EXERCISE GOAL.
Whenever a line below holds the word "title", copy that line.

:: ITEMS ::

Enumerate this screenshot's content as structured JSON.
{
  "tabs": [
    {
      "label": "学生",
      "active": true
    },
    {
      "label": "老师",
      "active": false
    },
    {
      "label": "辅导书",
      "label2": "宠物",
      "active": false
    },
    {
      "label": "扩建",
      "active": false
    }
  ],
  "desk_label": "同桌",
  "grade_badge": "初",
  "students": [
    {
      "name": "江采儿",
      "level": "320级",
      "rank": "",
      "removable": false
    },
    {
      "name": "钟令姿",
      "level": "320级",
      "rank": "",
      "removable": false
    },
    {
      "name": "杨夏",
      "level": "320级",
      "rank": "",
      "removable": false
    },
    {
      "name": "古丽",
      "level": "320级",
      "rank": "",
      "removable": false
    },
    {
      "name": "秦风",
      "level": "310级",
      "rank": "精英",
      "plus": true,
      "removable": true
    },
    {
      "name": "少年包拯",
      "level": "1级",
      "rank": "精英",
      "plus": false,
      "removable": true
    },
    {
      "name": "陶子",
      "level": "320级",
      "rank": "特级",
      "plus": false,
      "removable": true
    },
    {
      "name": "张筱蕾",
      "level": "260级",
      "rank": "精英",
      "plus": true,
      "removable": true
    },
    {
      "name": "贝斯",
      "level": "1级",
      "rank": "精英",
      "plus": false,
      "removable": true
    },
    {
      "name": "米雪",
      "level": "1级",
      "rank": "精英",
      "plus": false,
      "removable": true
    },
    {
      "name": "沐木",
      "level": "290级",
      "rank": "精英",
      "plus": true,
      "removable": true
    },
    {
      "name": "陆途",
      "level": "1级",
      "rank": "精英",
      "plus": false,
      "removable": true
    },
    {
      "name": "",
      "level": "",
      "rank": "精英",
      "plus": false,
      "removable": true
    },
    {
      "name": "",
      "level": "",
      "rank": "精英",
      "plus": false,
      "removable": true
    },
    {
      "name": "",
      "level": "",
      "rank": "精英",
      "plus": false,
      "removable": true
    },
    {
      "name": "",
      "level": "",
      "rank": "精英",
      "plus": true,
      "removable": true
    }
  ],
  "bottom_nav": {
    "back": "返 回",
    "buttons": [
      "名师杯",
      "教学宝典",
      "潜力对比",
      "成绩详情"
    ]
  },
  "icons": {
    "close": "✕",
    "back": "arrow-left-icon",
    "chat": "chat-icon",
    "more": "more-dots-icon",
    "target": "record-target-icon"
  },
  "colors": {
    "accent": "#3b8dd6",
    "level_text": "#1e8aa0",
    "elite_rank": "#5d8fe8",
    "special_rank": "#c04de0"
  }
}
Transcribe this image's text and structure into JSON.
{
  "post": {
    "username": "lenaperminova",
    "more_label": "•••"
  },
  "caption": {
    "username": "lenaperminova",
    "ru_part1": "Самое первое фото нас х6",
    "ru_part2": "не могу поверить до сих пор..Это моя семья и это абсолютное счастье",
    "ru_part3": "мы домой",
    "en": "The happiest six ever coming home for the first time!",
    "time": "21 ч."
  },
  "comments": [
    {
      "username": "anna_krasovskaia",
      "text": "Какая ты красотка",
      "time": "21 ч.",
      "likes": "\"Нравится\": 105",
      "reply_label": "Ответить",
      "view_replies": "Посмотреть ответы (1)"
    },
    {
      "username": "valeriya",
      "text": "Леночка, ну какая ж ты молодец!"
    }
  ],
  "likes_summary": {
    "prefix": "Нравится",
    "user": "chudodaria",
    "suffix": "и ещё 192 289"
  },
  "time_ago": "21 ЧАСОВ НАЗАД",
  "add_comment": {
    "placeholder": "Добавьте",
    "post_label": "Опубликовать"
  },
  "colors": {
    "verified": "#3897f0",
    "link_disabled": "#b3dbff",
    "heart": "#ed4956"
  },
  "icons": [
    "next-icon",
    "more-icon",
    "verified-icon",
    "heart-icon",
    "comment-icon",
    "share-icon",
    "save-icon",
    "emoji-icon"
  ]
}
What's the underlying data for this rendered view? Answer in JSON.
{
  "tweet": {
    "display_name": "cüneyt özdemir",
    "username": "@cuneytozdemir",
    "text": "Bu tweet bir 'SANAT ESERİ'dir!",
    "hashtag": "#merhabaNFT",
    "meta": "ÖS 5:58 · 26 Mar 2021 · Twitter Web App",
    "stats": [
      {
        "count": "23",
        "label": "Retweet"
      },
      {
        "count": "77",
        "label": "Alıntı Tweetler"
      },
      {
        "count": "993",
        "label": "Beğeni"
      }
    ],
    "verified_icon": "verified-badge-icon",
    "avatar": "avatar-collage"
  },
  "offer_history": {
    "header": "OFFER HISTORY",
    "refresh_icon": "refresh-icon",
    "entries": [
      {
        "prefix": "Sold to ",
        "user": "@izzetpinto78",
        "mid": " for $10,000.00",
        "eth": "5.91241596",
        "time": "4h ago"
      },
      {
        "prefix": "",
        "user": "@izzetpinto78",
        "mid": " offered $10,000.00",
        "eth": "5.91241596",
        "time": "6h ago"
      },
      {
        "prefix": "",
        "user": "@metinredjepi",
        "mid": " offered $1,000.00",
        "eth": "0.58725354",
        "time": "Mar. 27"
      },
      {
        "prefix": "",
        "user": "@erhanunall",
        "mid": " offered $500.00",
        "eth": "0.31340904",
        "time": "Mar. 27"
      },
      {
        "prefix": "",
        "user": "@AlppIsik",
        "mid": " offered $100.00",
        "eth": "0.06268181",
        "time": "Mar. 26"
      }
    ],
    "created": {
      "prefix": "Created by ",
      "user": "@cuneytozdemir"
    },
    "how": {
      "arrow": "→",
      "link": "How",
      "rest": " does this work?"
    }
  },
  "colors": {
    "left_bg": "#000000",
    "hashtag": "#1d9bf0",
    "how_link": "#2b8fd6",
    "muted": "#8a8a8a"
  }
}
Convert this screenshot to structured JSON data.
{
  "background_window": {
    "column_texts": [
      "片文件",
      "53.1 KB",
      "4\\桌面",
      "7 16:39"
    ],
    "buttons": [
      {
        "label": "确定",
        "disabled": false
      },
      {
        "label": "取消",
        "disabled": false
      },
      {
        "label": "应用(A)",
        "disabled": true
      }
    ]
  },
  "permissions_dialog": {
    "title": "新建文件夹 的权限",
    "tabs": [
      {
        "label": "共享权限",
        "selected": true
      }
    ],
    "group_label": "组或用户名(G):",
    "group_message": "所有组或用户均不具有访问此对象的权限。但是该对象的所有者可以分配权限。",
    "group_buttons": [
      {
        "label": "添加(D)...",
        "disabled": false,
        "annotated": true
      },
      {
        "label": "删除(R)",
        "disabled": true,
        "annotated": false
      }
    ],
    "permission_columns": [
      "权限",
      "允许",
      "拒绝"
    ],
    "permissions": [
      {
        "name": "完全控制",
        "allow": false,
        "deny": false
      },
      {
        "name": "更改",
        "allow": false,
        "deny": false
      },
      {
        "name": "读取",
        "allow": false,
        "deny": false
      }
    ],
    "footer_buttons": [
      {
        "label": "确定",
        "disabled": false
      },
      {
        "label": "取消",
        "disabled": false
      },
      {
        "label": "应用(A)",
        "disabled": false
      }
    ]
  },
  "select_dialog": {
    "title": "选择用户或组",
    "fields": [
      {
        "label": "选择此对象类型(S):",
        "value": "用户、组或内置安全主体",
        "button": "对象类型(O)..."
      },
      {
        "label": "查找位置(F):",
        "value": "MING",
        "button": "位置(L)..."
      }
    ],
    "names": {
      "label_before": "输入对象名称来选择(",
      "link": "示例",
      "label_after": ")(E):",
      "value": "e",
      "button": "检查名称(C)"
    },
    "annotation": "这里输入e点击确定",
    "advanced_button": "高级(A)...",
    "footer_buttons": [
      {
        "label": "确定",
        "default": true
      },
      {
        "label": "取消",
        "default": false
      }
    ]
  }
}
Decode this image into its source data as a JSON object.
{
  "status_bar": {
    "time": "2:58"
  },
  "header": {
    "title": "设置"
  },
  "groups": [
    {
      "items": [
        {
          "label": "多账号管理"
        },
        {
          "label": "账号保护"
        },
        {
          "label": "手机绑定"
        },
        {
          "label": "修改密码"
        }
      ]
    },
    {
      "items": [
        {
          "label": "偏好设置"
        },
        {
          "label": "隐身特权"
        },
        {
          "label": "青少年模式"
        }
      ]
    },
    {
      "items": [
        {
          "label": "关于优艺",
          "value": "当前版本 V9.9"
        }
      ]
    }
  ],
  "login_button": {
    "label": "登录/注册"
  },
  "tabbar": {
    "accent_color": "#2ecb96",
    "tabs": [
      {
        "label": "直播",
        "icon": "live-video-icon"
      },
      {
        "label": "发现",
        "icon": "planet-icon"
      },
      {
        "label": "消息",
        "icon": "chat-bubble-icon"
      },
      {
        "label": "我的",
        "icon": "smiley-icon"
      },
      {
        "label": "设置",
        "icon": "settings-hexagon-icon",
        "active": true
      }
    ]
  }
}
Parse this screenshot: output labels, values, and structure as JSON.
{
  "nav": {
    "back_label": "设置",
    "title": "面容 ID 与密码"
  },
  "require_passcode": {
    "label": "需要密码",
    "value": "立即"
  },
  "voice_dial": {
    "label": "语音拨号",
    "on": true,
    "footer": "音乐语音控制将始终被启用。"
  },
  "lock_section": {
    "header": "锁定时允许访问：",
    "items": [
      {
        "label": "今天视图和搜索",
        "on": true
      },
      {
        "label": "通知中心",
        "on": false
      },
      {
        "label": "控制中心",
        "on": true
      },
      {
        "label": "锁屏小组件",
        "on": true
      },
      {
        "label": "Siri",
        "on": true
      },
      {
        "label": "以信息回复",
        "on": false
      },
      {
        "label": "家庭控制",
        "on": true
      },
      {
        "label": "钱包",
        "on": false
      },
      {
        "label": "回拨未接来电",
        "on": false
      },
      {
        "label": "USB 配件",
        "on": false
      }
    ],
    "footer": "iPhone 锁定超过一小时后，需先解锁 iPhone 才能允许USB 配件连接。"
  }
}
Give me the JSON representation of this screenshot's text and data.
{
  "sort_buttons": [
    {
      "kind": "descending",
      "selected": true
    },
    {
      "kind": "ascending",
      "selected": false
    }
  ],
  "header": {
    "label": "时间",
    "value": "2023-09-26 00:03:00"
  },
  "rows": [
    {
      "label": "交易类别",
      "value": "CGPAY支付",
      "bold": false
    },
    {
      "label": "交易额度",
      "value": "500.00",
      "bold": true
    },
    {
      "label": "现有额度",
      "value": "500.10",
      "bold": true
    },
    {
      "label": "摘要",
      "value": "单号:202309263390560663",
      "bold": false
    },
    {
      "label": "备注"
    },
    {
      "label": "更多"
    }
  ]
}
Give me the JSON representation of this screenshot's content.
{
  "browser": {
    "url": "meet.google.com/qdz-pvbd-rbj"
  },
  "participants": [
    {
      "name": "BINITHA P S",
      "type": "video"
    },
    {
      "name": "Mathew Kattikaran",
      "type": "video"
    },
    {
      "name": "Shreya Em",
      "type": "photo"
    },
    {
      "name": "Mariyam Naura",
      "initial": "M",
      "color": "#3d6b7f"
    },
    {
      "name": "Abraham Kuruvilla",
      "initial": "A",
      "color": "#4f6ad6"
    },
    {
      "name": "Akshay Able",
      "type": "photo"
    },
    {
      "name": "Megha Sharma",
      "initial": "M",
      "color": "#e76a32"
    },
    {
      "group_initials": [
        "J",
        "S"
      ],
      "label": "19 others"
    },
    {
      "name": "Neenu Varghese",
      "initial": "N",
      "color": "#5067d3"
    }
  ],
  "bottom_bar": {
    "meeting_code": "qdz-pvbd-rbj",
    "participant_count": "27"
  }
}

:::

REPLY.
    "title": "新建文件夹 的权限",
    "title": "选择用户或组",
    "title": "设置"
    "title": "面容 ID 与密码"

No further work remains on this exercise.